───── Entries

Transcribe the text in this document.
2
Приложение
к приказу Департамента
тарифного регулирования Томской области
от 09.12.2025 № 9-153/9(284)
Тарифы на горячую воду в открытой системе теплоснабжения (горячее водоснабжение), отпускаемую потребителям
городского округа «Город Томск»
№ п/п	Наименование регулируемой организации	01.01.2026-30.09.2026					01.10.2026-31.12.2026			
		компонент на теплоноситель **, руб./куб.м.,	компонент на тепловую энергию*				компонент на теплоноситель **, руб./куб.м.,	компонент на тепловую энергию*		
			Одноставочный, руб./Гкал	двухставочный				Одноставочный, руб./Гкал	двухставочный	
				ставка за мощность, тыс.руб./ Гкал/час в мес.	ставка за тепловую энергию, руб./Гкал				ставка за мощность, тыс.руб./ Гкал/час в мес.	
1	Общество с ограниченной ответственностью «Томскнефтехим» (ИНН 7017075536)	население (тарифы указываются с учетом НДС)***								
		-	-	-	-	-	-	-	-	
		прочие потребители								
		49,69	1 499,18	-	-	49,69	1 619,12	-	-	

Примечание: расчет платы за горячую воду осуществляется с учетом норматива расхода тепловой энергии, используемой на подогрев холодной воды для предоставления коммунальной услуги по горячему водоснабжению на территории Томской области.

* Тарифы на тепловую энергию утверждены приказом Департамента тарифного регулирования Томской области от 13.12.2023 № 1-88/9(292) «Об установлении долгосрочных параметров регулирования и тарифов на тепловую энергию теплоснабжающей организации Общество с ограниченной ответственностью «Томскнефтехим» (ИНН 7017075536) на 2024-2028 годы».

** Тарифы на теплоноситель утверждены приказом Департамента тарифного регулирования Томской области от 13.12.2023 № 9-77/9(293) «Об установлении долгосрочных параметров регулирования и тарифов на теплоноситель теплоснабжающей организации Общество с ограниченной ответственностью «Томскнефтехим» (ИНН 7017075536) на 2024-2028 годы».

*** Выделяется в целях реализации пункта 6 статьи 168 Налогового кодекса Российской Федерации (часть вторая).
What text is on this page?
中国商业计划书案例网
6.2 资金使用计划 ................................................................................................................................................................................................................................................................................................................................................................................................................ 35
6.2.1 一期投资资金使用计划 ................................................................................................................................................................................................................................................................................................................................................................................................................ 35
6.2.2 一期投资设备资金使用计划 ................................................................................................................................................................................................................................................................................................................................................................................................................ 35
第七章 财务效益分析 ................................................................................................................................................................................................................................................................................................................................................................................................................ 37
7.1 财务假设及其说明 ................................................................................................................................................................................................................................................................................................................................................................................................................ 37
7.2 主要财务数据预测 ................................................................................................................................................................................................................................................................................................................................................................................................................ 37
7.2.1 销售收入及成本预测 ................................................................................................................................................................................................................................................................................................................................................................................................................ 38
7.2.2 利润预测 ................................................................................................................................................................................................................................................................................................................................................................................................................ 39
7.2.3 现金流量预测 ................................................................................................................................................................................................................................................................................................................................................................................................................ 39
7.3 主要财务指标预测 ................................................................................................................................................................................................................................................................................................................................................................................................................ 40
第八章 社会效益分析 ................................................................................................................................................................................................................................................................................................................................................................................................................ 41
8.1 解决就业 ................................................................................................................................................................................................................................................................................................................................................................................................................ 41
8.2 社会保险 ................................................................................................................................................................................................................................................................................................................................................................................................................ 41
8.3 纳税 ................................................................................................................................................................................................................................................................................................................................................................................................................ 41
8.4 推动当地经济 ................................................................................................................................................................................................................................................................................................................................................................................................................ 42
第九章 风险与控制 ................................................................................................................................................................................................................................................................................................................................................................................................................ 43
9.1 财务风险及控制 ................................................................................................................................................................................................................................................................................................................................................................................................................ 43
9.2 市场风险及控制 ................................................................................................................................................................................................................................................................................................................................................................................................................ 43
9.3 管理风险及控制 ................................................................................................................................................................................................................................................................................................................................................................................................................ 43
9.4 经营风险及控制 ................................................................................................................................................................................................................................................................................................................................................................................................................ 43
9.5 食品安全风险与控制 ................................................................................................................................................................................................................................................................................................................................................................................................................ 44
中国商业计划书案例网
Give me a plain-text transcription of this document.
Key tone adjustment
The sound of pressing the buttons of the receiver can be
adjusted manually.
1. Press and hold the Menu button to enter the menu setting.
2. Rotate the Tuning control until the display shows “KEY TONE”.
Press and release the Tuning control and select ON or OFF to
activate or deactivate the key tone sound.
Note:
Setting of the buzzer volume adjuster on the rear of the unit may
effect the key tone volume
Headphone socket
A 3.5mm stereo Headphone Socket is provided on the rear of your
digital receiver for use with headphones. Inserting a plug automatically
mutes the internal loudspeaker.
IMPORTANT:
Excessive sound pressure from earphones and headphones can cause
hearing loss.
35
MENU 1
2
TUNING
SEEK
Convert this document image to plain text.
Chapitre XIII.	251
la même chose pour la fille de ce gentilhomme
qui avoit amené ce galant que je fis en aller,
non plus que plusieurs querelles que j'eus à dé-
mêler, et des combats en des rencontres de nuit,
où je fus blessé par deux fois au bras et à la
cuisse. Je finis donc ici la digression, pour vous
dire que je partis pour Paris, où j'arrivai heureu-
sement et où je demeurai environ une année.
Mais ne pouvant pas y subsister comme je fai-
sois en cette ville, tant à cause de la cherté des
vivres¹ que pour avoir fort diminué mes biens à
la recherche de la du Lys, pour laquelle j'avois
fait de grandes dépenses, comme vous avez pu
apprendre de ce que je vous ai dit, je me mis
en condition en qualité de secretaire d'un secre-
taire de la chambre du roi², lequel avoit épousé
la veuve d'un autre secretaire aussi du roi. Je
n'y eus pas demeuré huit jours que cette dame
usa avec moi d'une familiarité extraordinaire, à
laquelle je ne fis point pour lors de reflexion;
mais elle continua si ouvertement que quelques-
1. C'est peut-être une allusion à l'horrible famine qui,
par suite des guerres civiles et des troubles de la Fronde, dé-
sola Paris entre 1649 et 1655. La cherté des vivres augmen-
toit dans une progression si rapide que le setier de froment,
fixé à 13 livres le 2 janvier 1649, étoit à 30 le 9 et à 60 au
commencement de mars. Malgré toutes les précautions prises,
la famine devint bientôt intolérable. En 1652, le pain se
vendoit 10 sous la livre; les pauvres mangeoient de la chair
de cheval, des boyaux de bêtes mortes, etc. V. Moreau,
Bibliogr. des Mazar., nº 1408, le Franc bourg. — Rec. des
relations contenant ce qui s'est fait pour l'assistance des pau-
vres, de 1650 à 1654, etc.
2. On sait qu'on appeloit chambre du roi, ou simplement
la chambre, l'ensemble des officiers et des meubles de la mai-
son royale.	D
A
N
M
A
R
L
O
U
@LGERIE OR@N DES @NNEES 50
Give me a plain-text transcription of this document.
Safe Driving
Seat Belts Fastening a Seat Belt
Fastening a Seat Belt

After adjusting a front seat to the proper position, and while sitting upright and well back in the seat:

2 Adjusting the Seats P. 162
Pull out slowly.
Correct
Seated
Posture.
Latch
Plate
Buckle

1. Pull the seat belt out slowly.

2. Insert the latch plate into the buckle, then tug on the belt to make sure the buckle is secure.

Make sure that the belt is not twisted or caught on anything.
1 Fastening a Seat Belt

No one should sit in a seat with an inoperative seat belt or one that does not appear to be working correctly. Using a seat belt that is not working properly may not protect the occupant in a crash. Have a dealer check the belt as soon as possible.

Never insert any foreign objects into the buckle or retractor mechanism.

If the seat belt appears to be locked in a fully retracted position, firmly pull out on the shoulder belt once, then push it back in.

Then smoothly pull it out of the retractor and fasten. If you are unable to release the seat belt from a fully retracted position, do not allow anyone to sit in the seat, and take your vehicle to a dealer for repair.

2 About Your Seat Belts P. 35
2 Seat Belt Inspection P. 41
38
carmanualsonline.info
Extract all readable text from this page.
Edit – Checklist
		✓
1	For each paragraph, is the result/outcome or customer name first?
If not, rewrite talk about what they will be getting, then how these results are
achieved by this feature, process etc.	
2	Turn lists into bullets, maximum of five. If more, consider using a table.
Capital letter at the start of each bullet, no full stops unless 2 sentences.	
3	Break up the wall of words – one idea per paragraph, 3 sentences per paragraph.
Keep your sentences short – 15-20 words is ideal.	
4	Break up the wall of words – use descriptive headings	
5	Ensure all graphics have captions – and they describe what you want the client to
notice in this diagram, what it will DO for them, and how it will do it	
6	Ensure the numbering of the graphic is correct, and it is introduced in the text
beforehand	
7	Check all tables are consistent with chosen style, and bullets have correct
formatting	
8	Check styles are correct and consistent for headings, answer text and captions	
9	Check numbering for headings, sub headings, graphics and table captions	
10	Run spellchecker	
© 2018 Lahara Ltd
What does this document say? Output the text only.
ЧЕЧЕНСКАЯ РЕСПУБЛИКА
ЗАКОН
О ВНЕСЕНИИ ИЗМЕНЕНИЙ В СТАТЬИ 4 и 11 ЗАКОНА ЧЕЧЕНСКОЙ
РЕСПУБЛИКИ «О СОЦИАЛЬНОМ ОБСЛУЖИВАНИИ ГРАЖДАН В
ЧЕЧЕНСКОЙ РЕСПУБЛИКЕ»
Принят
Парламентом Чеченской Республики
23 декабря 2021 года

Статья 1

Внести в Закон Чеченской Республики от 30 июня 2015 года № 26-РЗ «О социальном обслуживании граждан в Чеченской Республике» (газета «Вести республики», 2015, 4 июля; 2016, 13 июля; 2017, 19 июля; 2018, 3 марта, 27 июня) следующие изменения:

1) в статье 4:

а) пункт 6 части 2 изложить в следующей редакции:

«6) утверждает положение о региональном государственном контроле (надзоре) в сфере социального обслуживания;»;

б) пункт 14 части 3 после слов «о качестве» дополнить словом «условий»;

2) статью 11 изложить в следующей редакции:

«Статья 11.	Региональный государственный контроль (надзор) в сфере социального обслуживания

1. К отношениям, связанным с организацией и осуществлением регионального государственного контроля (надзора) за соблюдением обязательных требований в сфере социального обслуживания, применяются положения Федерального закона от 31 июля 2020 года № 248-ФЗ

──────────

**Problem**
Copy each line in the data that holds the word "параметров".

**Response to this task**
* Тарифы на тепловую энергию утверждены приказом Департамента тарифного регулирования Томской области от 13.12.2023 № 1-88/9(292) «Об установлении долгосрочных параметров регулирования и тарифов на тепловую энергию теплоснабжающей организации Общество с ограниченной ответственностью «Томскнефтехим» (ИНН 7017075536) на 2024-2028 годы».
** Тарифы на теплоноситель утверждены приказом Департамента тарифного регулирования Томской области от 13.12.2023 № 9-77/9(293) «Об установлении долгосрочных параметров регулирования и тарифов на теплоноситель теплоснабжающей организации Общество с ограниченной ответственностью «Томскнефтехим» (ИНН 7017075536) на 2024-2028 годы».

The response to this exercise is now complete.